Records from a collection

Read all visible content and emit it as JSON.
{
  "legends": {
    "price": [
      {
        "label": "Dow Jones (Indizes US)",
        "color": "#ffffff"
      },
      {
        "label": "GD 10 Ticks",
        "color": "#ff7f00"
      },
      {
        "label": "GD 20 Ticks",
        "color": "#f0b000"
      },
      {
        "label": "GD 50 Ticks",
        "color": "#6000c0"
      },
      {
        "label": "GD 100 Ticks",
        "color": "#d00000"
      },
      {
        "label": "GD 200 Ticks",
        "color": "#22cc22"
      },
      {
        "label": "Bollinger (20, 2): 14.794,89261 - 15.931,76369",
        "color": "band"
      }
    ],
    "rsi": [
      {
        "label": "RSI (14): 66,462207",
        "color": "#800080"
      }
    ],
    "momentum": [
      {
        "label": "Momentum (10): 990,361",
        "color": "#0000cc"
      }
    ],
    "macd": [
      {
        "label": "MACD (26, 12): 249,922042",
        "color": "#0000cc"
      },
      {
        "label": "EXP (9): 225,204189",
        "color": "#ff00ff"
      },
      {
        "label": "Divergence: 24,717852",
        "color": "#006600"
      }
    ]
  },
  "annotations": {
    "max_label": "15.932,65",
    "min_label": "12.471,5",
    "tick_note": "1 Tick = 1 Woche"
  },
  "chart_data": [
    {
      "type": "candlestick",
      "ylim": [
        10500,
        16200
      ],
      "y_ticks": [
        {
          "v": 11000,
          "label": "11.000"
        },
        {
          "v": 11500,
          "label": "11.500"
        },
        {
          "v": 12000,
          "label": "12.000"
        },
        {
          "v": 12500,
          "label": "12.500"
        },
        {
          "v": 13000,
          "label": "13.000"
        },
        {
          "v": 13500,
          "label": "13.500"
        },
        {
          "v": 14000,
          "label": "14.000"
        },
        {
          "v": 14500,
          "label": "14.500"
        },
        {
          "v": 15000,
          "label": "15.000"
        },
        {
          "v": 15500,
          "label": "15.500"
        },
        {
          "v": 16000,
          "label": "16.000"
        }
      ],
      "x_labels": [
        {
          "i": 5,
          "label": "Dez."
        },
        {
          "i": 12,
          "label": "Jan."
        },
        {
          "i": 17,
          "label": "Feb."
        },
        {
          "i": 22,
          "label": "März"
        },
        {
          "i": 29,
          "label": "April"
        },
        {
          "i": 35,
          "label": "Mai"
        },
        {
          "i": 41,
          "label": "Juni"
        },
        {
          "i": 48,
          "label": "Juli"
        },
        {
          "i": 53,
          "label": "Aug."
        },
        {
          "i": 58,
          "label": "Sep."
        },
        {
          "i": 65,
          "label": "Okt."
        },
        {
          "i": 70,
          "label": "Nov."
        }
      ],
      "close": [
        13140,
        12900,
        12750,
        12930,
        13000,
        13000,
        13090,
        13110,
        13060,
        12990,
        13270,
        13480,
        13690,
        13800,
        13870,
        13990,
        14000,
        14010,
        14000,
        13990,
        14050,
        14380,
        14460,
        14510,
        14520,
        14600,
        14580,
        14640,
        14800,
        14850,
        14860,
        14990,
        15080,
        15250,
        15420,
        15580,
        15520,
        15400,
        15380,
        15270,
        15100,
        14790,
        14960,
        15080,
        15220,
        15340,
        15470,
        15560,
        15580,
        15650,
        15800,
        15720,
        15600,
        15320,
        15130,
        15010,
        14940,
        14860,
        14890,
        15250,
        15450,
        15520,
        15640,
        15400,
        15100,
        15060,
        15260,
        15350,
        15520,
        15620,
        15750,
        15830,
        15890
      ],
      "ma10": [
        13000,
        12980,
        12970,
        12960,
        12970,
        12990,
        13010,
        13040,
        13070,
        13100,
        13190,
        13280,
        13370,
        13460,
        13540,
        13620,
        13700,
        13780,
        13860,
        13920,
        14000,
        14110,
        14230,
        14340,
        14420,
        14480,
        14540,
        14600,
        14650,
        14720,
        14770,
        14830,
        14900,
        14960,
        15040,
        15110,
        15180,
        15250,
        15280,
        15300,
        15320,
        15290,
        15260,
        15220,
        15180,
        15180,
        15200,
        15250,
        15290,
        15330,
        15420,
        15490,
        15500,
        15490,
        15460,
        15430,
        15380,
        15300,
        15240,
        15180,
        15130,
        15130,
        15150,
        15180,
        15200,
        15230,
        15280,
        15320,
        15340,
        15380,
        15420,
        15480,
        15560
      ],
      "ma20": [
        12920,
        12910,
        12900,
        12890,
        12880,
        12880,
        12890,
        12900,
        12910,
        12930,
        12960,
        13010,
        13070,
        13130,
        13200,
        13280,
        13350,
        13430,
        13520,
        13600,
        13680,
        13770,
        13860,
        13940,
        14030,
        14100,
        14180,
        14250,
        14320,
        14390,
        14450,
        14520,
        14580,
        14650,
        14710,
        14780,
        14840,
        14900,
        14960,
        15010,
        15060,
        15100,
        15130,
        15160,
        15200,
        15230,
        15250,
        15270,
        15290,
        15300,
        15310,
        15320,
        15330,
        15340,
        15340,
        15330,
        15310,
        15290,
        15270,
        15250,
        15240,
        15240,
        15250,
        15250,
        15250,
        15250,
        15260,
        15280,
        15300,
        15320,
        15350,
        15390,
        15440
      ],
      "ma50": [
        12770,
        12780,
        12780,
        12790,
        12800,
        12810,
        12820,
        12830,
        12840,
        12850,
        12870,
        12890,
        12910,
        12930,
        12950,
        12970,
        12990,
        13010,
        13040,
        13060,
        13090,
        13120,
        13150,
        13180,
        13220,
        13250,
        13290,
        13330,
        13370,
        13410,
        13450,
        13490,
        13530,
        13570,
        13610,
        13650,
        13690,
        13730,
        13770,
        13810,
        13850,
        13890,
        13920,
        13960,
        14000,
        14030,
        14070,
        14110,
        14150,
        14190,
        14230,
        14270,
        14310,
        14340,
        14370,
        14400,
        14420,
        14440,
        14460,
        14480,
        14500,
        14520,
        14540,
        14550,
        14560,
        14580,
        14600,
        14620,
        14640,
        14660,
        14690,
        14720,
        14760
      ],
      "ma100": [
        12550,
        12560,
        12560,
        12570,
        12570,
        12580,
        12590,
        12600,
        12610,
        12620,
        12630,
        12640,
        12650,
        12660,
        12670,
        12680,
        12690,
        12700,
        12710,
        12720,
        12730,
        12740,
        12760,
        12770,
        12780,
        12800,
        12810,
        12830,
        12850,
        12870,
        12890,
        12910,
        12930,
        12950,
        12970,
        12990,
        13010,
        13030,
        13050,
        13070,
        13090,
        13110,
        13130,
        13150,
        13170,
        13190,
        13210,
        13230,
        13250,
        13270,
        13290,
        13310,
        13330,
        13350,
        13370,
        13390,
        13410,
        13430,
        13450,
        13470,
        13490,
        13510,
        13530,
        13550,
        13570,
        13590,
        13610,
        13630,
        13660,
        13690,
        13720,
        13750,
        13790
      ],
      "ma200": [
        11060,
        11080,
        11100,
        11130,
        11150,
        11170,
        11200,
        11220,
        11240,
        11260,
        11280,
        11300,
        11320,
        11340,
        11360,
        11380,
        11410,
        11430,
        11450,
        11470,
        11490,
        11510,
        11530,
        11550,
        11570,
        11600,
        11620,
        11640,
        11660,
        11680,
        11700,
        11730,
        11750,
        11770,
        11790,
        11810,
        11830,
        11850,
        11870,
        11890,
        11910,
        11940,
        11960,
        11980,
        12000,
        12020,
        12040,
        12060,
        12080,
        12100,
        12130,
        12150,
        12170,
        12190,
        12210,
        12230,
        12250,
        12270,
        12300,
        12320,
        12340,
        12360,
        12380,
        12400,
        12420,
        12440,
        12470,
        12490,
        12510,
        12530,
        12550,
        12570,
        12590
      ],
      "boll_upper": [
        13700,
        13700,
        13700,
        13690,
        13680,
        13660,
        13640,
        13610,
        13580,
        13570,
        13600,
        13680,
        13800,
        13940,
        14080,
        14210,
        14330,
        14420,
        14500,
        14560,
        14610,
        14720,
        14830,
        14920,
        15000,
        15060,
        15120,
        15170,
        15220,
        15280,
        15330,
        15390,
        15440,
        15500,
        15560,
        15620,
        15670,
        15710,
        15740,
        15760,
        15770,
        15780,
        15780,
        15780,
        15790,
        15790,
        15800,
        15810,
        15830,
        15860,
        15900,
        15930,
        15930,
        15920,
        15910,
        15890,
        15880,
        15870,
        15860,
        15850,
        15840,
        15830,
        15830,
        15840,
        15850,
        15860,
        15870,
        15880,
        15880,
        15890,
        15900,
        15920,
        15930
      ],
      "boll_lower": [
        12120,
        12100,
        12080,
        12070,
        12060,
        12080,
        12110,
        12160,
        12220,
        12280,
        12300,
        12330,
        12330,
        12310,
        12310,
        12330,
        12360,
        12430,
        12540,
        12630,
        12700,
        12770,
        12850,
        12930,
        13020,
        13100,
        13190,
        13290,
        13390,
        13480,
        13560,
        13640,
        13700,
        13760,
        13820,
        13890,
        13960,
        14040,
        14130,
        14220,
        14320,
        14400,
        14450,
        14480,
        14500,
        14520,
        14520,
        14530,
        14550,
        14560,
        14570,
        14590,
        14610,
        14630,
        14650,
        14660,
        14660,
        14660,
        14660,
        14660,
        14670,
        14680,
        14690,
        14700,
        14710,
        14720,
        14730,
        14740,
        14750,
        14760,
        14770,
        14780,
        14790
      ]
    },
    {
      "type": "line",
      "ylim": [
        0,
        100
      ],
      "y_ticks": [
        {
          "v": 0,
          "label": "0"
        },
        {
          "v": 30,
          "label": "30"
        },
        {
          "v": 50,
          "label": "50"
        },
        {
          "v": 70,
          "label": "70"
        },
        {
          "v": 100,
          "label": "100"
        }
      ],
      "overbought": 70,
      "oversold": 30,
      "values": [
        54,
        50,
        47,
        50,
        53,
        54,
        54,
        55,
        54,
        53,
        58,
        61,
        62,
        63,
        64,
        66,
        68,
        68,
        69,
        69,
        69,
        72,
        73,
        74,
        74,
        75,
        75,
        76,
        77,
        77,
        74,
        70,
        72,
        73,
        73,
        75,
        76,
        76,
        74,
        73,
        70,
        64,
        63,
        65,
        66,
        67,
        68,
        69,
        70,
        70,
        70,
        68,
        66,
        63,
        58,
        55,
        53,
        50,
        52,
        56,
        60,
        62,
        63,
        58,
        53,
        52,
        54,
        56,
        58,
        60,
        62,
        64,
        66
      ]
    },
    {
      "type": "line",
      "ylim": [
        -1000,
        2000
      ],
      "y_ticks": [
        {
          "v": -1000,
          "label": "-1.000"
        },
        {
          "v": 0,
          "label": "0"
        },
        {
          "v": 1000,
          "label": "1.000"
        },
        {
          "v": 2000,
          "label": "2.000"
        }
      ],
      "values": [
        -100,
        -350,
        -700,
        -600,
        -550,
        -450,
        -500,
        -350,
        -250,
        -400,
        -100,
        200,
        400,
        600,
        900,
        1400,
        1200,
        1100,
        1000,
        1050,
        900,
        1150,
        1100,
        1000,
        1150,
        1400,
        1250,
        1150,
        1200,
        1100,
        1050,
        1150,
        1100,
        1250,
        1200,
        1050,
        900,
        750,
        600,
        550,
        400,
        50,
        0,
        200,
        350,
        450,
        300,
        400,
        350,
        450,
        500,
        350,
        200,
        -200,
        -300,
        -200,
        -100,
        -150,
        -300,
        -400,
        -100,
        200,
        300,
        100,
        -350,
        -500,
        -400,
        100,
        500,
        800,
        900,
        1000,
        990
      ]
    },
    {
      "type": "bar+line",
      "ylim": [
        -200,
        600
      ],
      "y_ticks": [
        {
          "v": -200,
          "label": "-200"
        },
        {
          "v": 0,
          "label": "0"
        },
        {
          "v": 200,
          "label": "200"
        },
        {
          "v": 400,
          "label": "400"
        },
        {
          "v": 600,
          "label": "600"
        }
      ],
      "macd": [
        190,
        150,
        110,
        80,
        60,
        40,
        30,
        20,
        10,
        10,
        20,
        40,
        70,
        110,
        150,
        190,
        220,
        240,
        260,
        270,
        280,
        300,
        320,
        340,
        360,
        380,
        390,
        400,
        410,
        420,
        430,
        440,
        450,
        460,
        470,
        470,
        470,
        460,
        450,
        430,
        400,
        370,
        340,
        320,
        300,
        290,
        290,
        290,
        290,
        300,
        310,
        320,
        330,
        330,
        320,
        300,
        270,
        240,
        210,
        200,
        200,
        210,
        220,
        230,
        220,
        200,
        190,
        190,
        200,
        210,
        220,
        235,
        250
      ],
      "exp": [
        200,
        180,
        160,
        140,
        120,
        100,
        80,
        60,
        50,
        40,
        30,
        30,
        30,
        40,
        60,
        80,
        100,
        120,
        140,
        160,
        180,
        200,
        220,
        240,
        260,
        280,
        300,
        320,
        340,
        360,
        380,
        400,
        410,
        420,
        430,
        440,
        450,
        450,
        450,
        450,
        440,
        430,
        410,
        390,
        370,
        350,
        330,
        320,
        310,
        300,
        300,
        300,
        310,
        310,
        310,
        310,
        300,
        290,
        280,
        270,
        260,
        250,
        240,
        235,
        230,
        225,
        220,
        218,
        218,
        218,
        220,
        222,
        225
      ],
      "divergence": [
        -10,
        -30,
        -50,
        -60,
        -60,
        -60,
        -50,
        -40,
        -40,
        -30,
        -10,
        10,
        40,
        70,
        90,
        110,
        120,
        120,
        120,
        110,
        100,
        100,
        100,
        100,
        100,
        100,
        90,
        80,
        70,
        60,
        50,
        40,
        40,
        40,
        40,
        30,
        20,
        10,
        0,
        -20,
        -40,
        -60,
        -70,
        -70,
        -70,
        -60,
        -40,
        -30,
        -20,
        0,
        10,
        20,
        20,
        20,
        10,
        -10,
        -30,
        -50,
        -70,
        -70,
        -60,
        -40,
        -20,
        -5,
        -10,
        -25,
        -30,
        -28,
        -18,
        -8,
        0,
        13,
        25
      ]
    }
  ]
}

• _GIVEN PROBLEM_
Pick out and copy the lines of the entries that hold the string "color".

• _SOLUTION TO THE EXERCISE_
        "color": "#ffffff"
        "color": "#ff7f00"
        "color": "#f0b000"
        "color": "#6000c0"
        "color": "#d00000"
        "color": "#22cc22"
        "color": "band"
        "color": "#800080"
        "color": "#0000cc"
        "color": "#0000cc"
        "color": "#ff00ff"
        "color": "#006600"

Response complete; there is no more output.